[Part of a data file]
§ §

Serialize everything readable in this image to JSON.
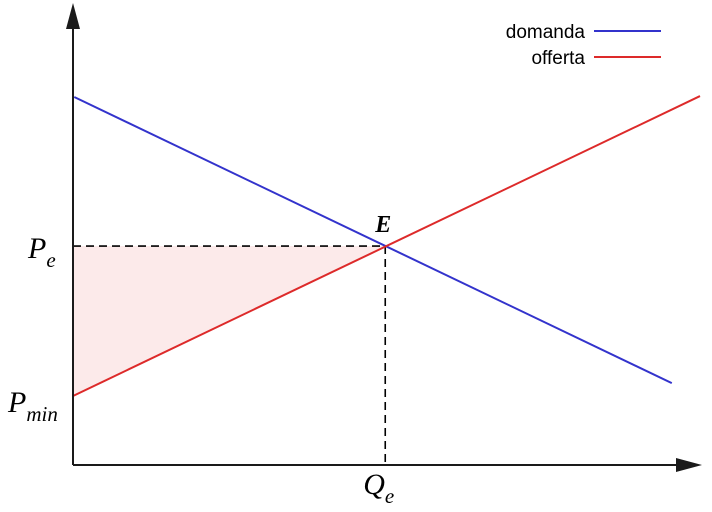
{
  "figure": {
    "background": "#ffffff",
    "colors": {
      "demand": "#3333cc",
      "supply": "#dd2a2a",
      "surplus_fill": "#fceaea",
      "axis": "#1a1a1a",
      "dashed": "#000000"
    },
    "legend": {
      "position": "top-right",
      "items": [
        {
          "label": "domanda",
          "color": "#3333cc"
        },
        {
          "label": "offerta",
          "color": "#dd2a2a"
        }
      ]
    },
    "labels": {
      "equilibrium_point": "E",
      "price_equilibrium_main": "P",
      "price_equilibrium_sub": "e",
      "price_min_main": "P",
      "price_min_sub": "min",
      "quantity_equilibrium_main": "Q",
      "quantity_equilibrium_sub": "e"
    }
  },
  "chart_data": {
    "type": "line",
    "title": "",
    "xlabel": "",
    "ylabel": "",
    "x_range": [
      0,
      1
    ],
    "y_range": [
      0,
      1
    ],
    "grid": false,
    "legend_position": "top-right",
    "series": [
      {
        "name": "domanda",
        "color": "#3333cc",
        "points": [
          [
            0.002,
            0.8
          ],
          [
            0.955,
            0.178
          ]
        ]
      },
      {
        "name": "offerta",
        "color": "#dd2a2a",
        "points": [
          [
            0.0,
            0.15
          ],
          [
            1.0,
            0.802
          ]
        ]
      }
    ],
    "equilibrium": {
      "label": "E",
      "x": 0.498,
      "price": 0.476
    },
    "p_min": 0.15,
    "annotations": [
      "E",
      "P_e",
      "P_min",
      "Q_e"
    ],
    "shaded_region": {
      "description": "triangle bounded by y-axis, dashed P_e line and offerta (supply) line",
      "fill": "#fceaea"
    }
  }
}
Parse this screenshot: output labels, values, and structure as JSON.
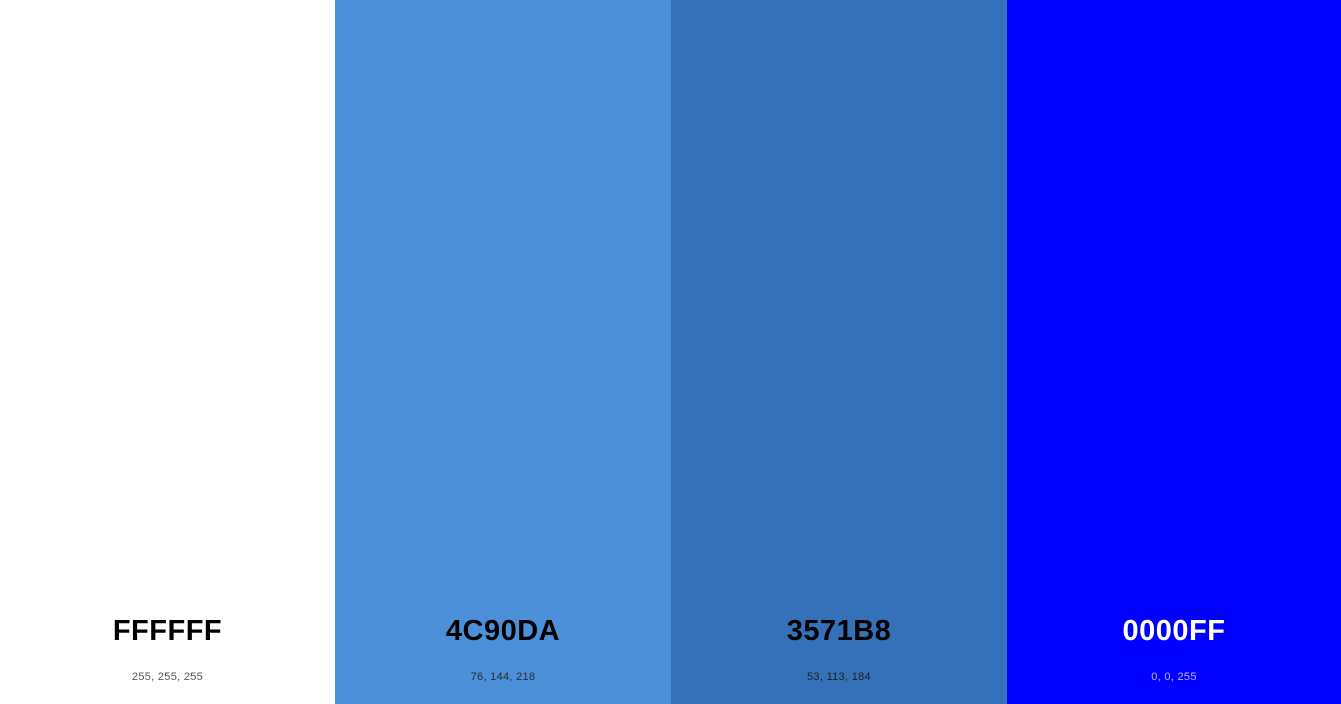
{
  "swatches": [
    {
      "hex": "FFFFFF",
      "rgb": "255, 255, 255",
      "color": "#FFFFFF",
      "text_color": "#000000",
      "sub_color": "#555555"
    },
    {
      "hex": "4C90DA",
      "rgb": "76, 144, 218",
      "color": "#4C90DA",
      "text_color": "#000000",
      "sub_color": "#2a2a2a"
    },
    {
      "hex": "3571B8",
      "rgb": "53, 113, 184",
      "color": "#3571B8",
      "text_color": "#000000",
      "sub_color": "#1e1e1e"
    },
    {
      "hex": "0000FF",
      "rgb": "0, 0, 255",
      "color": "#0000FF",
      "text_color": "#FFFFFF",
      "sub_color": "#b8b8ff"
    }
  ]
}
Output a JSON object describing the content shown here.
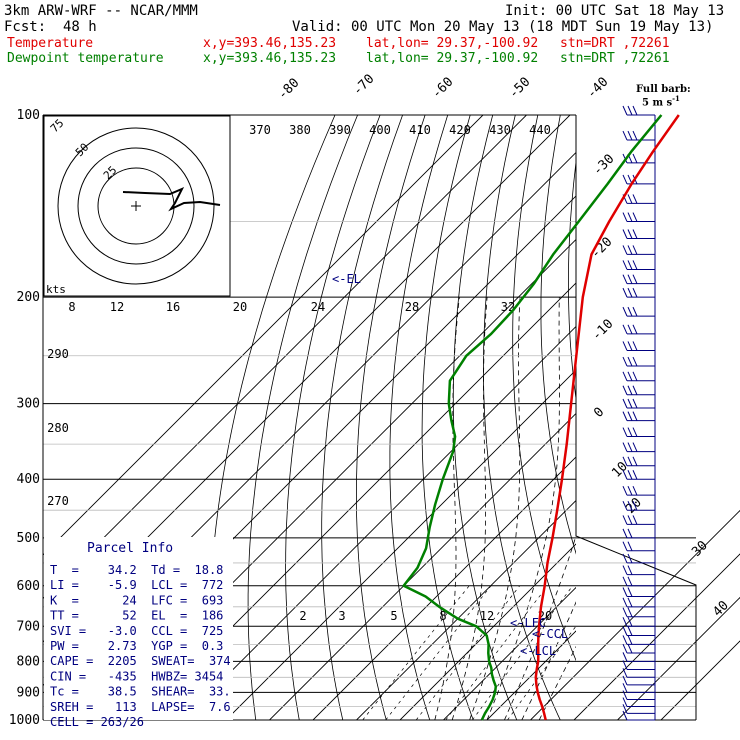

§ §

# CHALLENGE
Leave out the pictures and output the rest of the material exactly as written.

# EXERCISE RESPONSE
Serialize everything readable in this image to JSON.
{
  "figure": {
    "background": "#ffffff",
    "colors": {
      "demand": "#3333cc",
      "supply": "#dd2a2a",
      "surplus_fill": "#fceaea",
      "axis": "#1a1a1a",
      "dashed": "#000000"
    },
    "legend": {
      "position": "top-right",
      "items": [
        {
          "label": "domanda",
          "color": "#3333cc"
        },
        {
          "label": "offerta",
          "color": "#dd2a2a"
        }
      ]
    },
    "labels": {
      "equilibrium_point": "E",
      "price_equilibrium_main": "P",
      "price_equilibrium_sub": "e",
      "price_min_main": "P",
      "price_min_sub": "min",
      "quantity_equilibrium_main": "Q",
      "quantity_equilibrium_sub": "e"
    }
  },
  "chart_data": {
    "type": "line",
    "title": "",
    "xlabel": "",
    "ylabel": "",
    "x_range": [
      0,
      1
    ],
    "y_range": [
      0,
      1
    ],
    "grid": false,
    "legend_position": "top-right",
    "series": [
      {
        "name": "domanda",
        "color": "#3333cc",
        "points": [
          [
            0.002,
            0.8
          ],
          [
            0.955,
            0.178
          ]
        ]
      },
      {
        "name": "offerta",
        "color": "#dd2a2a",
        "points": [
          [
            0.0,
            0.15
          ],
          [
            1.0,
            0.802
          ]
        ]
      }
    ],
    "equilibrium": {
      "label": "E",
      "x": 0.498,
      "price": 0.476
    },
    "p_min": 0.15,
    "annotations": [
      "E",
      "P_e",
      "P_min",
      "Q_e"
    ],
    "shaded_region": {
      "description": "triangle bounded by y-axis, dashed P_e line and offerta (supply) line",
      "fill": "#fceaea"
    }
  }
}
Parse this screenshot: output labels, values, and structure as JSON.
{
  "swatches": [
    {
      "hex": "FFFFFF",
      "rgb": "255, 255, 255",
      "color": "#FFFFFF",
      "text_color": "#000000",
      "sub_color": "#555555"
    },
    {
      "hex": "4C90DA",
      "rgb": "76, 144, 218",
      "color": "#4C90DA",
      "text_color": "#000000",
      "sub_color": "#2a2a2a"
    },
    {
      "hex": "3571B8",
      "rgb": "53, 113, 184",
      "color": "#3571B8",
      "text_color": "#000000",
      "sub_color": "#1e1e1e"
    },
    {
      "hex": "0000FF",
      "rgb": "0, 0, 255",
      "color": "#0000FF",
      "text_color": "#FFFFFF",
      "sub_color": "#b8b8ff"
    }
  ]
}
Output a JSON object describing the content shown here.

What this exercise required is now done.